Instructions to follow - Copy out all the lines where "text" shows up.

(Data entries for graphics)
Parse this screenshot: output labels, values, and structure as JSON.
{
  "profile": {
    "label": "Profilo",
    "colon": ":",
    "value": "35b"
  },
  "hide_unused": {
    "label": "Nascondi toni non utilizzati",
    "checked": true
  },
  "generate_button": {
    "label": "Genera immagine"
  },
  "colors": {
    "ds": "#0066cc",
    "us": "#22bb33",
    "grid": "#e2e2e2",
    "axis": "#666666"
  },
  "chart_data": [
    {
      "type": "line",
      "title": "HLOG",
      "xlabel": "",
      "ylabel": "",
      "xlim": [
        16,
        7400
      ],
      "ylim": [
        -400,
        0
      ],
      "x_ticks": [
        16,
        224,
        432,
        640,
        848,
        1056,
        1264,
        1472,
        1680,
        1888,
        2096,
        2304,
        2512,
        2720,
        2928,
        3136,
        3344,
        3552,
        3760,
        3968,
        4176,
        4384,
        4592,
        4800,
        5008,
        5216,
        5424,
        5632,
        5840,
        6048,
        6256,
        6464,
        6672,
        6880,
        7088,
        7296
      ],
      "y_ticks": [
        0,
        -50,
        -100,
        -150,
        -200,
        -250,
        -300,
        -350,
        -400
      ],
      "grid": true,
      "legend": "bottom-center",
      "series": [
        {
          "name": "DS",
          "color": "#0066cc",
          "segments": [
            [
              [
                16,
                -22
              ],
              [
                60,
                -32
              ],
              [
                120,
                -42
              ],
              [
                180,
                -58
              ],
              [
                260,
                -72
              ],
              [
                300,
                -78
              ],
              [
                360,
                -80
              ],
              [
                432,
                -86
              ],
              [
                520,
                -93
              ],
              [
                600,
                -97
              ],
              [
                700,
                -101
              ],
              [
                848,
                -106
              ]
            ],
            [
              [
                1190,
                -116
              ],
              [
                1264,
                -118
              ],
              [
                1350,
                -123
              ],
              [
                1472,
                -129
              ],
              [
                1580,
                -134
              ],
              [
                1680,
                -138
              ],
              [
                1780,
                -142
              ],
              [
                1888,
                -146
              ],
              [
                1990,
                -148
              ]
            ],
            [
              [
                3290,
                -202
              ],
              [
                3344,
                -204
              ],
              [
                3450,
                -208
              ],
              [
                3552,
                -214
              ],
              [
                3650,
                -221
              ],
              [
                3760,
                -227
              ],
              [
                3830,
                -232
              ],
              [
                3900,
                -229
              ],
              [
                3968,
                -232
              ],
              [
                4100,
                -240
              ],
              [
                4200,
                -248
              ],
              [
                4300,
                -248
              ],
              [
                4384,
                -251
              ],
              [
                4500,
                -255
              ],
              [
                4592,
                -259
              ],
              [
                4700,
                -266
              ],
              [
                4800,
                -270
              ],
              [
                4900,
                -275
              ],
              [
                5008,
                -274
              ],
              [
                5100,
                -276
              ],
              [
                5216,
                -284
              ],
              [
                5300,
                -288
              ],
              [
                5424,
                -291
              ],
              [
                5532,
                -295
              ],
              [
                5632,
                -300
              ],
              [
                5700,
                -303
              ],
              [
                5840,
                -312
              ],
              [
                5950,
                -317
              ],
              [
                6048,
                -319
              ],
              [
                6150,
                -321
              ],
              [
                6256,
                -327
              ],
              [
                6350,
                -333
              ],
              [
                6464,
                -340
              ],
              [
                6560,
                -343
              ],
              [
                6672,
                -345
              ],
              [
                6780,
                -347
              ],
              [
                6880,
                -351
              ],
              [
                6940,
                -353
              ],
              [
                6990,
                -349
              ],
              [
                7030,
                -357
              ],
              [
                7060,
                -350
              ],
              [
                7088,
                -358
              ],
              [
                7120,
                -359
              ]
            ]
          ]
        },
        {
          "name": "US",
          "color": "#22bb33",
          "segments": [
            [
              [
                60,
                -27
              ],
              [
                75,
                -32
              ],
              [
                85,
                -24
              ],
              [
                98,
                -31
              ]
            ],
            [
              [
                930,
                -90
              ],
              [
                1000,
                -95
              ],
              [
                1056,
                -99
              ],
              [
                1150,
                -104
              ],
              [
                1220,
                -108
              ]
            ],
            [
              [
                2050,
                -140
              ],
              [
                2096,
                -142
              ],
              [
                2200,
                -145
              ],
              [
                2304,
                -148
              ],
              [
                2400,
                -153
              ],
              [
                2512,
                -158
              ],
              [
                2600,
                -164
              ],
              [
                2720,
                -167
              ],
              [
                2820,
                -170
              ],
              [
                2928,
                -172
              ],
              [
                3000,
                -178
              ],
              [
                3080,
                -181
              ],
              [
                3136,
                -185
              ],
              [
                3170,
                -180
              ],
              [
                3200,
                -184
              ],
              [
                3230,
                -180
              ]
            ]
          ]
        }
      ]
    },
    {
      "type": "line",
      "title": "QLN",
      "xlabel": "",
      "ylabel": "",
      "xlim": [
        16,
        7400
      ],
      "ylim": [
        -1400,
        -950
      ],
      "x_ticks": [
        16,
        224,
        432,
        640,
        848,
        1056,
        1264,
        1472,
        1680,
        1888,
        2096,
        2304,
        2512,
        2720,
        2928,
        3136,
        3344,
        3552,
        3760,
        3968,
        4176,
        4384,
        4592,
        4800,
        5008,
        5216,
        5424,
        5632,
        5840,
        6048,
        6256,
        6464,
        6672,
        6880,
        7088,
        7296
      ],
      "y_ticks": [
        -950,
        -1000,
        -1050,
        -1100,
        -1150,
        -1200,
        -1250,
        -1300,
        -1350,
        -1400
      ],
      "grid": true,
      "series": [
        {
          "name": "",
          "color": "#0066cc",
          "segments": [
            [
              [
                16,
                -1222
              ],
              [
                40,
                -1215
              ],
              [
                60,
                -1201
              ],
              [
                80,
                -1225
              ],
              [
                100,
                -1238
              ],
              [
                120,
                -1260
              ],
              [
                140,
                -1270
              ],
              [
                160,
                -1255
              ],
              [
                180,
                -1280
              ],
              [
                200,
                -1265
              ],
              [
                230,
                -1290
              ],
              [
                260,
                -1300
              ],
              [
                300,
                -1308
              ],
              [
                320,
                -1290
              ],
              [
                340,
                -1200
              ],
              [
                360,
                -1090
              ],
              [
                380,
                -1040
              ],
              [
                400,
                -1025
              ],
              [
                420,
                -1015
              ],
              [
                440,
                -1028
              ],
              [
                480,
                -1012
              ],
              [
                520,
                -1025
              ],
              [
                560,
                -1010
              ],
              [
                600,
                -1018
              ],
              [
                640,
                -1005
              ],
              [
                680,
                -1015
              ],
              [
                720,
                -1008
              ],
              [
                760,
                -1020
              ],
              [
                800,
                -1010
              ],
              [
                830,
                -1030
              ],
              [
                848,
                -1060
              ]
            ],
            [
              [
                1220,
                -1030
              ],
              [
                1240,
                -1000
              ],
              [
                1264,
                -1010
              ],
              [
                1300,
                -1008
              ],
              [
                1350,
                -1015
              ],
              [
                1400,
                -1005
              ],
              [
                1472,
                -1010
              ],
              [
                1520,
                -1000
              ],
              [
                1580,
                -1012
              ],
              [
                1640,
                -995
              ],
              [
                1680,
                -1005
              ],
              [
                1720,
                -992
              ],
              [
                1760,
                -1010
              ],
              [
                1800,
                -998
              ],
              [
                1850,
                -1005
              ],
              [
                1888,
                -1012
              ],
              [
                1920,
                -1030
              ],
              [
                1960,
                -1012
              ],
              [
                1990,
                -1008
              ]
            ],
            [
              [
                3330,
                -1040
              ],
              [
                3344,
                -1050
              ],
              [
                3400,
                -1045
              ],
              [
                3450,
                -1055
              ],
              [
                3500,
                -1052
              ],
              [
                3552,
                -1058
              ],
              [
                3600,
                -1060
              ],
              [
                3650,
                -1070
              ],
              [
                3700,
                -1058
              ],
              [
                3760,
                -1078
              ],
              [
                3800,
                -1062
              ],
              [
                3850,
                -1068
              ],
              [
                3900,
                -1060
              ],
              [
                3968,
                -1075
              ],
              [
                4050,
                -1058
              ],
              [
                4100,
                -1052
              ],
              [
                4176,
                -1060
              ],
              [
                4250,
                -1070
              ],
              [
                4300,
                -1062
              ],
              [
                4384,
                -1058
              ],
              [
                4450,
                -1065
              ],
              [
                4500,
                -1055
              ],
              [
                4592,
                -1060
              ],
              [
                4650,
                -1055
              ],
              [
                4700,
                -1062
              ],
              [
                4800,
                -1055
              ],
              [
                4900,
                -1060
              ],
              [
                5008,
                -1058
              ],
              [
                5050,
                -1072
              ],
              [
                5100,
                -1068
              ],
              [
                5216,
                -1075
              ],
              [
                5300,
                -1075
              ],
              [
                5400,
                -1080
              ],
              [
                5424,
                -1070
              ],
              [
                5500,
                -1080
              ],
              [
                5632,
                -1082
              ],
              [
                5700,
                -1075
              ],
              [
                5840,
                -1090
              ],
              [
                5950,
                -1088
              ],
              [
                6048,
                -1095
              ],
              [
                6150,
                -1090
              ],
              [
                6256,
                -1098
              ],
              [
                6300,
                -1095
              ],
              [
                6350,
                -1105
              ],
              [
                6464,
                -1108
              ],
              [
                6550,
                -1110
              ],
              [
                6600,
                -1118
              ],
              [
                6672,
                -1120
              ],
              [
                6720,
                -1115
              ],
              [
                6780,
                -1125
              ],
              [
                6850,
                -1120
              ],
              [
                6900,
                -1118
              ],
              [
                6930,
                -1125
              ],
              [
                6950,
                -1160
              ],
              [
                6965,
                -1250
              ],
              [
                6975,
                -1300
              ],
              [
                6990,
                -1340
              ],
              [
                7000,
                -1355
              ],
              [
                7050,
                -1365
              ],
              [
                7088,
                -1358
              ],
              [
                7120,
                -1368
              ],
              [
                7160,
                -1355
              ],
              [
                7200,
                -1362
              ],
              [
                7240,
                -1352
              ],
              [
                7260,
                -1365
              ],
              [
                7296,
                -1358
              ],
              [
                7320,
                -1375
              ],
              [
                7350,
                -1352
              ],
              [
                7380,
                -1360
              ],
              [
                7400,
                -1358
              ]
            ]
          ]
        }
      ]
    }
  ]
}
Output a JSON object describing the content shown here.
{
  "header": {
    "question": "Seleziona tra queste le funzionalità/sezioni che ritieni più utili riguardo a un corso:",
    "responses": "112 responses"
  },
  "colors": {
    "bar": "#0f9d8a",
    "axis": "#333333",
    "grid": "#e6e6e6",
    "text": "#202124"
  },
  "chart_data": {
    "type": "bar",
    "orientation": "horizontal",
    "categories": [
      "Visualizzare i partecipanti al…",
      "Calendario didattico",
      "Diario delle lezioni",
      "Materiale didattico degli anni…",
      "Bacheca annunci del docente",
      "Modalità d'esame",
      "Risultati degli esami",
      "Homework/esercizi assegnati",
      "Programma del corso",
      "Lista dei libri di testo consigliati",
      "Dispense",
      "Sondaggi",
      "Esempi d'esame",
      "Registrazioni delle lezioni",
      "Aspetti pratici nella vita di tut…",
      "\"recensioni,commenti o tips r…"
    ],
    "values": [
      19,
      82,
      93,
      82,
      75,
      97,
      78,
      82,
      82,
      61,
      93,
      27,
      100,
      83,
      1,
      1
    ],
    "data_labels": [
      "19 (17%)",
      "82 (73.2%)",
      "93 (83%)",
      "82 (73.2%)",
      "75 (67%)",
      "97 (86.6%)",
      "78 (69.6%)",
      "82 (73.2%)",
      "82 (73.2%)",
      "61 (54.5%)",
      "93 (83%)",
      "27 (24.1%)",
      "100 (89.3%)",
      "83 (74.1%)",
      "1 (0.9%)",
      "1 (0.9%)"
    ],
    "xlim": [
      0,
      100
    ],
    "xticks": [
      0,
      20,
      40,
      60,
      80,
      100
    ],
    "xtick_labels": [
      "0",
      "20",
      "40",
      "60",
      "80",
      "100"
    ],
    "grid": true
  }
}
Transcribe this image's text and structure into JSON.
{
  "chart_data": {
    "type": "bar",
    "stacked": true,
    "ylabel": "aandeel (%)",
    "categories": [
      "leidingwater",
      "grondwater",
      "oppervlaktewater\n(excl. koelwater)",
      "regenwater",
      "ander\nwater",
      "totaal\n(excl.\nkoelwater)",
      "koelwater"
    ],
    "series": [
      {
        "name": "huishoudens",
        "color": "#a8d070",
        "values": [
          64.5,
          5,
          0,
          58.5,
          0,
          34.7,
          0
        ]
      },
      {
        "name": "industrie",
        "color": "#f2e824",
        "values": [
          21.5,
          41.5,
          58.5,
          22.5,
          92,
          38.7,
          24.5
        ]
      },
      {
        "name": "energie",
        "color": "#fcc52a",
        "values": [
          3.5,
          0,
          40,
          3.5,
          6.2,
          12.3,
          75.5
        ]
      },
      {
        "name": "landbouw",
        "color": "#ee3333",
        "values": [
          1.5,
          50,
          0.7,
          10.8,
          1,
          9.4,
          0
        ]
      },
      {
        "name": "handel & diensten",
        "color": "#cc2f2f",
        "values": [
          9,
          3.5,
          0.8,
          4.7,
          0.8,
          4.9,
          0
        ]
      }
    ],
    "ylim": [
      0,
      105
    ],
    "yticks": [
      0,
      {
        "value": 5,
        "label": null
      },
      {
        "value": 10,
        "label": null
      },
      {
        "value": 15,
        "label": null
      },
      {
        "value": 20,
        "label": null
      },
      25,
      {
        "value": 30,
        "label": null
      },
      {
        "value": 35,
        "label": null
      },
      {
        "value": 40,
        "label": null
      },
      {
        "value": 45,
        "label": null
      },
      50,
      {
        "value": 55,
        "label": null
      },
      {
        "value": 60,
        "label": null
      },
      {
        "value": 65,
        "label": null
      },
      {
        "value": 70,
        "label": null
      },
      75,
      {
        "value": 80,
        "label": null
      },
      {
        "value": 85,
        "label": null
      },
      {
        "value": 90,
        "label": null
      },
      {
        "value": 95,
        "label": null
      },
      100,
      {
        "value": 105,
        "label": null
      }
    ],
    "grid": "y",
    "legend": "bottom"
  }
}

Solved exercise -
    "text": "#202124"
Transcribe this image's text and structure into JSON.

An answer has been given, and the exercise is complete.